- _TASK DATA_:

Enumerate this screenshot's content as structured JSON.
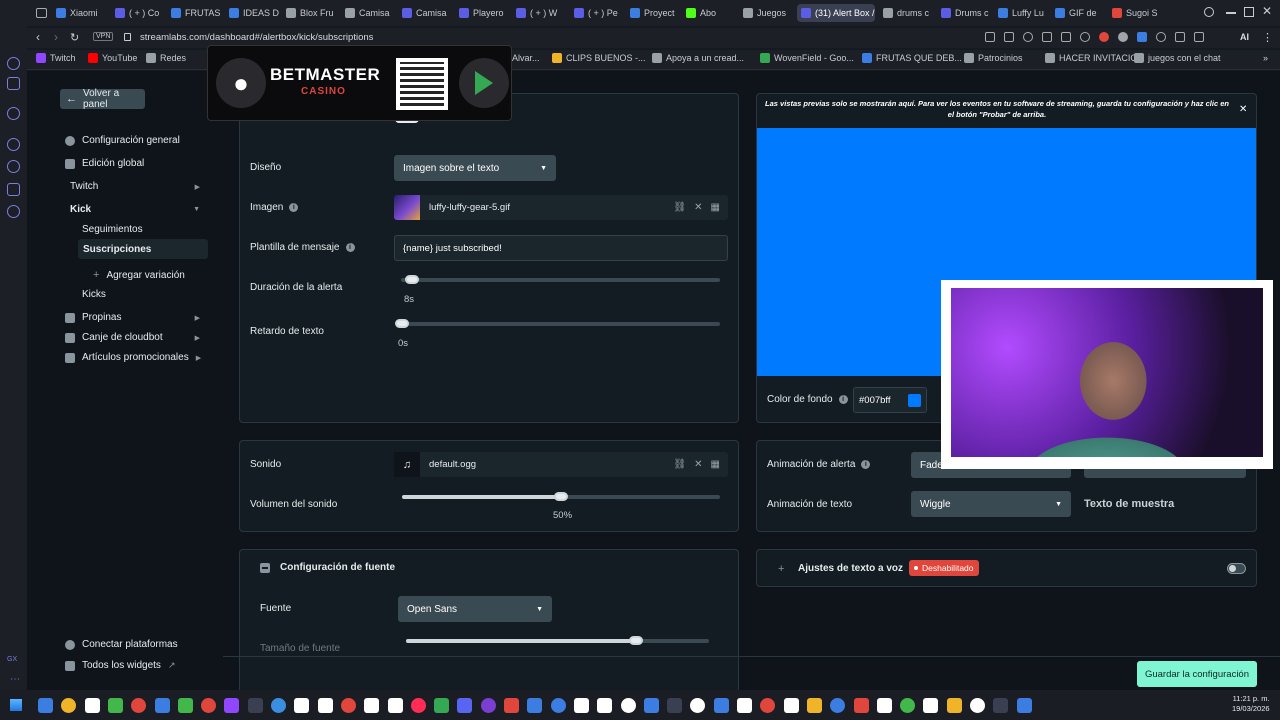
{
  "browser": {
    "tabs": [
      {
        "label": "Xiaomi",
        "color": "#3b7de0"
      },
      {
        "label": "( + ) Co",
        "color": "#5b5ee5"
      },
      {
        "label": "FRUTAS",
        "color": "#3b7de0"
      },
      {
        "label": "IDEAS D",
        "color": "#3b7de0"
      },
      {
        "label": "Blox Fru",
        "color": "#9aa0a8"
      },
      {
        "label": "Camisa",
        "color": "#9aa0a8"
      },
      {
        "label": "Camisa",
        "color": "#5b5ee5"
      },
      {
        "label": "Playero",
        "color": "#5b5ee5"
      },
      {
        "label": "( + ) W",
        "color": "#5b5ee5"
      },
      {
        "label": "( + ) Pe",
        "color": "#5b5ee5"
      },
      {
        "label": "Proyect",
        "color": "#3b7de0"
      },
      {
        "label": "Abo",
        "color": "#53fc18"
      },
      {
        "label": "Juegos",
        "color": "#9aa0a8"
      },
      {
        "label": "(31) Alert Box /",
        "color": "#5b5ee5"
      },
      {
        "label": "drums c",
        "color": "#9aa0a8"
      },
      {
        "label": "Drums c",
        "color": "#5b5ee5"
      },
      {
        "label": "Luffy Lu",
        "color": "#3b7de0"
      },
      {
        "label": "GIF de",
        "color": "#3b7de0"
      },
      {
        "label": "Sugoi S",
        "color": "#e0463b"
      }
    ],
    "url": "streamlabs.com/dashboard#/alertbox/kick/subscriptions",
    "vpn_label": "VPN",
    "bookmarks": [
      "Twitch",
      "YouTube",
      "Redes",
      "Alvar...",
      "CLIPS BUENOS -...",
      "Apoya a un cread...",
      "WovenField - Goo...",
      "FRUTAS QUE DEB...",
      "Patrocinios",
      "HACER INVITACIO...",
      "juegos con el chat"
    ],
    "ai_label": "AI"
  },
  "ad": {
    "brand": "BETMASTER",
    "sub": "CASINO"
  },
  "sidebar": {
    "back_label": "Volver a panel",
    "items": [
      {
        "label": "Configuración general",
        "icon": "gear-icon"
      },
      {
        "label": "Edición global",
        "icon": "grid-icon"
      }
    ],
    "twitch": "Twitch",
    "kick": "Kick",
    "kick_children": [
      "Seguimientos",
      "Suscripciones"
    ],
    "add_variation": "Agregar variación",
    "kicks": "Kicks",
    "more": [
      "Propinas",
      "Canje de cloudbot",
      "Artículos promocionales"
    ],
    "bottom": [
      "Conectar plataformas",
      "Todos los widgets"
    ]
  },
  "form": {
    "design_label": "Diseño",
    "design_value": "Imagen sobre el texto",
    "image_label": "Imagen",
    "image_file": "luffy-luffy-gear-5.gif",
    "template_label": "Plantilla de mensaje",
    "template_value": "{name} just subscribed!",
    "duration_label": "Duración de la alerta",
    "duration_value": "8s",
    "duration_level": 0.02,
    "text_delay_label": "Retardo de texto",
    "text_delay_value": "0s",
    "text_delay_level": 0.0,
    "sound_label": "Sonido",
    "sound_file": "default.ogg",
    "volume_label": "Volumen del sonido",
    "volume_value": "50%",
    "volume_level": 0.5,
    "font_section": "Configuración de fuente",
    "font_label": "Fuente",
    "font_value": "Open Sans",
    "font_size_label": "Tamaño de fuente",
    "font_size_level": 0.76
  },
  "preview": {
    "notice": "Las vistas previas solo se mostrarán aquí. Para ver los eventos en tu software de streaming, guarda tu configuración y haz clic en el botón \"Probar\" de arriba.",
    "bg_color": "#007bff",
    "bg_label": "Color de fondo",
    "bg_value": "#007bff",
    "alert_anim_label": "Animación de alerta",
    "alert_anim_value": "Fade I",
    "text_anim_label": "Animación de texto",
    "text_anim_value": "Wiggle",
    "sample_text": "Texto de muestra",
    "tts_label": "Ajustes de texto a voz",
    "tts_badge": "Deshabilitado"
  },
  "save_label": "Guardar la configuración",
  "taskbar": {
    "time": "11:21 p. m.",
    "date": "19/03/2026"
  },
  "colors": {
    "accent": "#80f5d2",
    "preview_blue": "#007bff",
    "disabled_red": "#e0463b"
  }
}
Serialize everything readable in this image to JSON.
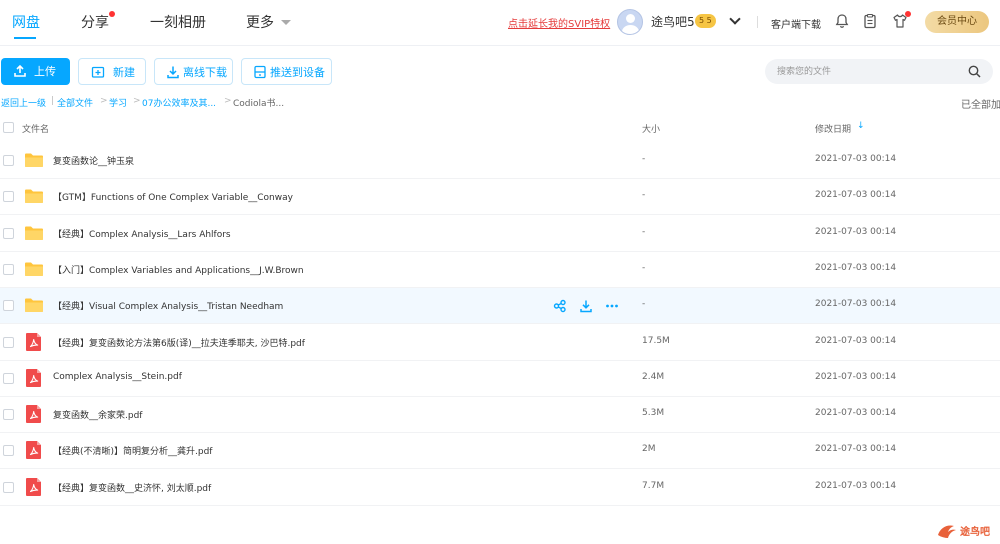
{
  "nav": {
    "tabs": [
      {
        "label": "网盘"
      },
      {
        "label": "分享"
      },
      {
        "label": "一刻相册"
      },
      {
        "label": "更多"
      }
    ],
    "promo": "点击延长我的SVIP特权",
    "username": "途鸟吧5",
    "vip_badge": "5 5",
    "client_download": "客户端下载",
    "member_center": "会员中心"
  },
  "toolbar": {
    "upload": "上传",
    "new": "新建",
    "offline_download": "离线下载",
    "push_to_device": "推送到设备",
    "search_placeholder": "搜索您的文件"
  },
  "breadcrumb": {
    "back": "返回上一级",
    "items": [
      "全部文件",
      "学习",
      "07办公效率及其...",
      "Codiola书..."
    ],
    "loaded_status": "已全部加"
  },
  "table": {
    "headers": {
      "name": "文件名",
      "size": "大小",
      "date": "修改日期"
    },
    "sort_column": "date",
    "rows": [
      {
        "type": "folder",
        "name": "复变函数论__钟玉泉",
        "size": "-",
        "date": "2021-07-03 00:14"
      },
      {
        "type": "folder",
        "name": "【GTM】Functions of One Complex Variable__Conway",
        "size": "-",
        "date": "2021-07-03 00:14"
      },
      {
        "type": "folder",
        "name": "【经典】Complex Analysis__Lars Ahlfors",
        "size": "-",
        "date": "2021-07-03 00:14"
      },
      {
        "type": "folder",
        "name": "【入门】Complex Variables and Applications__J.W.Brown",
        "size": "-",
        "date": "2021-07-03 00:14"
      },
      {
        "type": "folder",
        "name": "【经典】Visual Complex Analysis__Tristan Needham",
        "size": "-",
        "date": "2021-07-03 00:14",
        "hover": true
      },
      {
        "type": "pdf",
        "name": "【经典】复变函数论方法第6版(译)__拉夫连季耶夫, 沙巴特.pdf",
        "size": "17.5M",
        "date": "2021-07-03 00:14"
      },
      {
        "type": "pdf",
        "name": "Complex Analysis__Stein.pdf",
        "size": "2.4M",
        "date": "2021-07-03 00:14"
      },
      {
        "type": "pdf",
        "name": "复变函数__余家荣.pdf",
        "size": "5.3M",
        "date": "2021-07-03 00:14"
      },
      {
        "type": "pdf",
        "name": "【经典(不清晰)】简明复分析__龚升.pdf",
        "size": "2M",
        "date": "2021-07-03 00:14"
      },
      {
        "type": "pdf",
        "name": "【经典】复变函数__史济怀, 刘太顺.pdf",
        "size": "7.7M",
        "date": "2021-07-03 00:14"
      }
    ]
  },
  "watermark": "途鸟吧",
  "colors": {
    "accent": "#06a7ff",
    "folder": "#ffc53d",
    "pdf": "#f04b4b",
    "promo": "#e53b3b"
  }
}
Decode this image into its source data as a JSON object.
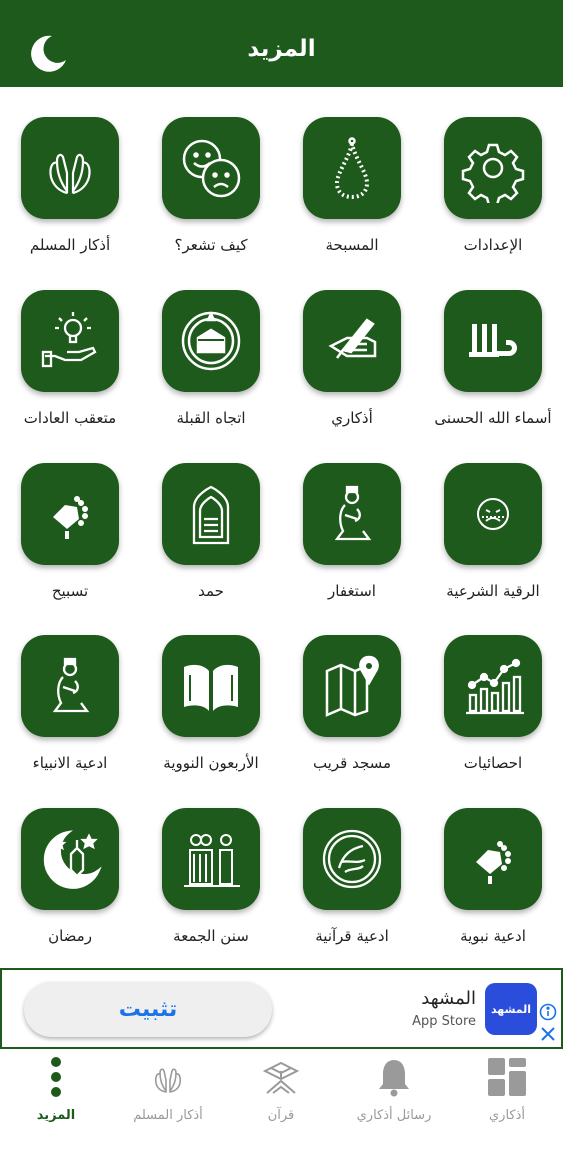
{
  "header": {
    "title": "المزيد",
    "moon_icon": "crescent-moon-icon"
  },
  "grid": {
    "accent": "#1e5a1c",
    "items": [
      {
        "label": "الإعدادات",
        "icon": "gear-icon"
      },
      {
        "label": "المسبحة",
        "icon": "prayer-beads-icon"
      },
      {
        "label": "كيف تشعر؟",
        "icon": "mood-faces-icon"
      },
      {
        "label": "أذكار المسلم",
        "icon": "praying-hands-icon"
      },
      {
        "label": "أسماء الله الحسنى",
        "icon": "allah-calligraphy-icon"
      },
      {
        "label": "أذكاري",
        "icon": "writing-hand-icon"
      },
      {
        "label": "اتجاه القبلة",
        "icon": "kaaba-compass-icon"
      },
      {
        "label": "متعقب العادات",
        "icon": "idea-hand-icon"
      },
      {
        "label": "الرقية الشرعية",
        "icon": "sick-face-icon"
      },
      {
        "label": "استغفار",
        "icon": "praying-man-icon"
      },
      {
        "label": "حمد",
        "icon": "mihrab-icon"
      },
      {
        "label": "تسبيح",
        "icon": "hand-beads-icon"
      },
      {
        "label": "احصائيات",
        "icon": "bar-chart-icon"
      },
      {
        "label": "مسجد قريب",
        "icon": "map-pin-icon"
      },
      {
        "label": "الأربعون النووية",
        "icon": "open-book-icon"
      },
      {
        "label": "ادعية الانبياء",
        "icon": "praying-man-icon"
      },
      {
        "label": "ادعية نبوية",
        "icon": "hand-beads-icon"
      },
      {
        "label": "ادعية قرآنية",
        "icon": "quran-calligraphy-icon"
      },
      {
        "label": "سنن الجمعة",
        "icon": "group-prayer-icon"
      },
      {
        "label": "رمضان",
        "icon": "ramadan-lantern-icon"
      }
    ]
  },
  "ad": {
    "install_label": "تثبيت",
    "app_name": "المشهد",
    "store": "App Store",
    "logo_text": "المشهد",
    "brand_color": "#2b4ddb",
    "install_color": "#1a73e8"
  },
  "tabbar": {
    "tabs": [
      {
        "label": "أذكاري",
        "icon": "dashboard-icon",
        "active": false
      },
      {
        "label": "رسائل أذكاري",
        "icon": "bell-icon",
        "active": false
      },
      {
        "label": "قرآن",
        "icon": "quran-stand-icon",
        "active": false
      },
      {
        "label": "أذكار المسلم",
        "icon": "praying-hands-icon",
        "active": false
      },
      {
        "label": "المزيد",
        "icon": "more-dots-icon",
        "active": true
      }
    ]
  }
}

- _EXERCISE AIM_:
Of the lines above, how many contain the word "quran"? Provide the number and nothing else.

- _EXERCISE RESPONSE_:
2